QUOTED PASSAGE:
--*--
Has lockdown made you or your community more resourceful?

Lockdown has created a reduced availability of certain items and many services.  In addition, it has curtailed our various face to face wellbeing, social and educational activities and for some, this has led to feeling a sense of isolation.  On the other hand, it’s also been a chance for resourceful creativity, new opportunities, innovation, readjustment, reassessment, new friendships and an enforced change of old habits.  All, of which, attribute to building a stronger resilience, both as individuals and collectively within our communities.

If you would like to share how through resourcefulness, you or your community have been able to overcome some of the issues arising from lockdown – then we’d love to hear about it.  From recipe and household substitutes, growing and DIY tips, neighbourhood lending, swapping, sharing, shopping, collecting and befriending schemes, using local resources, upcycling, entertainment through to health and alternative ways of keeping fit.  Send us a brief description and photo for inclusion in the newsletter and the TBI website to info@transitionblackisle.org

Penny Hepburn


Penny has set the ball rolling with the story and picture below.  Please send us your lockdown story to add to this page.

Pancake frisbees

We were unable to source standard baking flour at the start of lockdown and so resorted to making Scotch pancakes with a mixture of garam, buckwheat and rye flour. Result: we were able to use the pancakes to play frisbee, as they were so solid!  Very filling but tasted great!
--*--
GOAL 1: According to the lockdown appeal, which flours were mixed together to make the Scotch pancakes?
GOAL 2: Using the lockdown appeal, explain why the Scotch pancakes were made from a flour mixture and why they could be used to play frisbee.
GOAL 3: Rewrite the paragraph of the lockdown appeal that begins "If you would like to share" as a short bulleted list that keeps its main facts.

SUPPLIED RECORDS:
--*--
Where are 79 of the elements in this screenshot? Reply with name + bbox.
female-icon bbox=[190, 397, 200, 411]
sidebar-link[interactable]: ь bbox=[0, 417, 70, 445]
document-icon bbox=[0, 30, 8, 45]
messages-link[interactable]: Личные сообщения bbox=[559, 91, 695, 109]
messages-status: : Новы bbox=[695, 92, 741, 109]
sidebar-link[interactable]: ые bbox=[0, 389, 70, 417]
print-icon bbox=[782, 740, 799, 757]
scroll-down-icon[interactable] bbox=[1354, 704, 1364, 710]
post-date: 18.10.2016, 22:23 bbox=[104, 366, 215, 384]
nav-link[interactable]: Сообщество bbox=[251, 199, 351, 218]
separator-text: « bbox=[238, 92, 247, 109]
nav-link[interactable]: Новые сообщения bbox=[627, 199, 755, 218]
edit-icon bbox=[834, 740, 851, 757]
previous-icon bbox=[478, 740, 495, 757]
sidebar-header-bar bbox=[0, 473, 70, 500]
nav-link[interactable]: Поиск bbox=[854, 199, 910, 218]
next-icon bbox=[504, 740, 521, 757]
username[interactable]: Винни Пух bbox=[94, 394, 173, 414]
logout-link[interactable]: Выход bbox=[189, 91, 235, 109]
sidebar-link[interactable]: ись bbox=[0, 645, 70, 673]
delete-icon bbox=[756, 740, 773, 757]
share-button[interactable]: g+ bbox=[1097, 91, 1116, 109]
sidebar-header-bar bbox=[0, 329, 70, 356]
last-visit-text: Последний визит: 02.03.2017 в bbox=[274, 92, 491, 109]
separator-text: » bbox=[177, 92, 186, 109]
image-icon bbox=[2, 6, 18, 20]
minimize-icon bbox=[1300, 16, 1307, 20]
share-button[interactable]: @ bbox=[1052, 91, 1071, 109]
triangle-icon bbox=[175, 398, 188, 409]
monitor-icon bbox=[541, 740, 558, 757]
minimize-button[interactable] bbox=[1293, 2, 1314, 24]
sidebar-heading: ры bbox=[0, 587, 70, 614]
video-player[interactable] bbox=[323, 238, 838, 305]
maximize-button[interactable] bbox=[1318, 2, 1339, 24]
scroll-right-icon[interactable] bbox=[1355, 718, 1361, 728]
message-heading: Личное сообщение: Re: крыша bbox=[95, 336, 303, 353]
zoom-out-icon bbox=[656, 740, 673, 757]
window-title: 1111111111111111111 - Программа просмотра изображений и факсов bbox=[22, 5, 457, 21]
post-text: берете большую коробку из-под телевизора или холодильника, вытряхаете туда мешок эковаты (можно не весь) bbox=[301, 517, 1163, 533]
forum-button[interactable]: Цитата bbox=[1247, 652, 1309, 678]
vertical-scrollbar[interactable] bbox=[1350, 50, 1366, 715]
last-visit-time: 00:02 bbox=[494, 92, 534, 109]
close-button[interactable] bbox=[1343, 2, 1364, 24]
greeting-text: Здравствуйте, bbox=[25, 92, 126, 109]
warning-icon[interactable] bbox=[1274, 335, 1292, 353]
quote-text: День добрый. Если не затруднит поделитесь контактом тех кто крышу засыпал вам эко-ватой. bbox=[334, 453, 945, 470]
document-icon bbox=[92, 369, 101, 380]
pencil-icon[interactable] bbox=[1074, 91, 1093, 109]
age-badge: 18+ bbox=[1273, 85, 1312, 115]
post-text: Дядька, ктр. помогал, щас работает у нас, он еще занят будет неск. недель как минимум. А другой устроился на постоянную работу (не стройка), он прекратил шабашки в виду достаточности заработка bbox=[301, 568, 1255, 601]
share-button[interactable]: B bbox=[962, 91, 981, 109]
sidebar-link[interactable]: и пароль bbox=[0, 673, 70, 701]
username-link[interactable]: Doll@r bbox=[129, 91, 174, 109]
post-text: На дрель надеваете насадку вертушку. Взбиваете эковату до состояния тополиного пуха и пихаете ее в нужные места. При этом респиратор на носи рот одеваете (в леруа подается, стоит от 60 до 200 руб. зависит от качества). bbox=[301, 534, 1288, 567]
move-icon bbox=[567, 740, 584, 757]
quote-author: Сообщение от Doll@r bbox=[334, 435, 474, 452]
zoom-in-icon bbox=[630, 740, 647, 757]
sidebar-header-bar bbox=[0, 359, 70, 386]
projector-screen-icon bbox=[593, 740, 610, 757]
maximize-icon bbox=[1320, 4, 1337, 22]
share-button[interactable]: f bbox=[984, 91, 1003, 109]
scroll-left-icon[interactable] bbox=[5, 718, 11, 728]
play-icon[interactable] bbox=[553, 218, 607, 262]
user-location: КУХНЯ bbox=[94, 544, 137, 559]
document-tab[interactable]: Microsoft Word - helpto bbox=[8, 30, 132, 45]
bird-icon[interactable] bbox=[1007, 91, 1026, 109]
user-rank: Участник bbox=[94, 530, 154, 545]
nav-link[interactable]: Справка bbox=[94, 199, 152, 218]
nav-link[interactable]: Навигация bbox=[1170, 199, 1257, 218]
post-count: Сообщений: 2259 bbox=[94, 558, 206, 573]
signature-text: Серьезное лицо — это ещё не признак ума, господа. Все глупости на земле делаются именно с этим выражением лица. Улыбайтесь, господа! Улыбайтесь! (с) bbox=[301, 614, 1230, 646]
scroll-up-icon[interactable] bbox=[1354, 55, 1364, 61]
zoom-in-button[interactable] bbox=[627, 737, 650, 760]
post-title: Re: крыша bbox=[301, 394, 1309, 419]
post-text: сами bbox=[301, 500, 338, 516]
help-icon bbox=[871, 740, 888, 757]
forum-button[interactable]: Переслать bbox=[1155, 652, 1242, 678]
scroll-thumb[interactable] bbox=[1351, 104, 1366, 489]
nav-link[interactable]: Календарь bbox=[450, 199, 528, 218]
--*--
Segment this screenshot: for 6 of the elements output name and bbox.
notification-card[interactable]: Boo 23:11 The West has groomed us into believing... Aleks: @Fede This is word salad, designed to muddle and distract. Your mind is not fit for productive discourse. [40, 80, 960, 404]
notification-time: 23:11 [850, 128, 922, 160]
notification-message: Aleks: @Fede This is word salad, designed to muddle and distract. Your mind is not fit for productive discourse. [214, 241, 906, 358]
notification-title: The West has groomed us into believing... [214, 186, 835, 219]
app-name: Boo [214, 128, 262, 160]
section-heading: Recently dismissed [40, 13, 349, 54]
--*--
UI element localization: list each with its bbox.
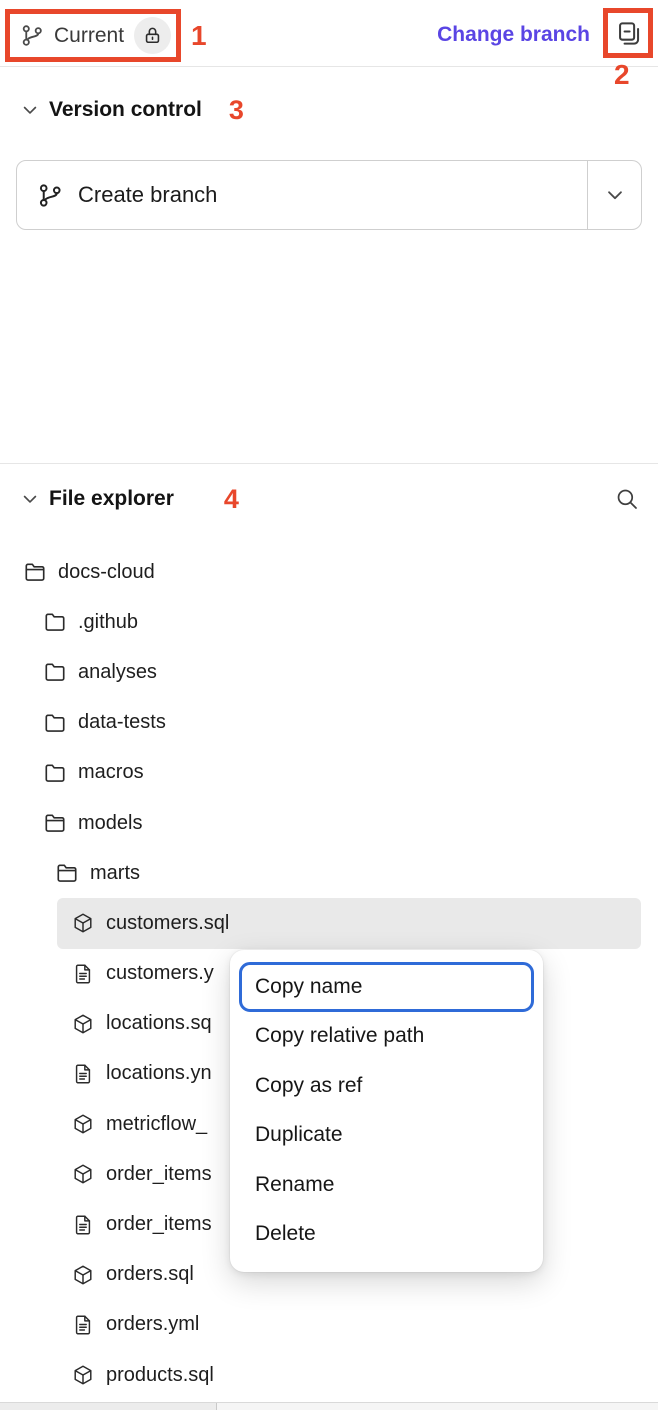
--*--
TASK SOLUTION 1: Garam, buckwheat and rye flour.

TASK SOLUTION 2: Standard baking flour could not be found at the start of lockdown, so a mixture of garam, buckwheat and rye flour was used instead. The resulting pancakes were so solid that they could be thrown like frisbees.

TASK SOLUTION 3:
- Share how you or your community used resourcefulness to overcome problems arising from lockdown.
- Possible topics include recipe and household substitutes, growing and DIY tips, and neighborhood lending, swapping, sharing, shopping, collecting and befriending schemes.
- Other topics include using local resources, upcycling, entertainment, health and alternative ways of keeping fit.
- Send a brief description and a photo to info@transitionblackisle.org for inclusion in the newsletter and on the TBI website.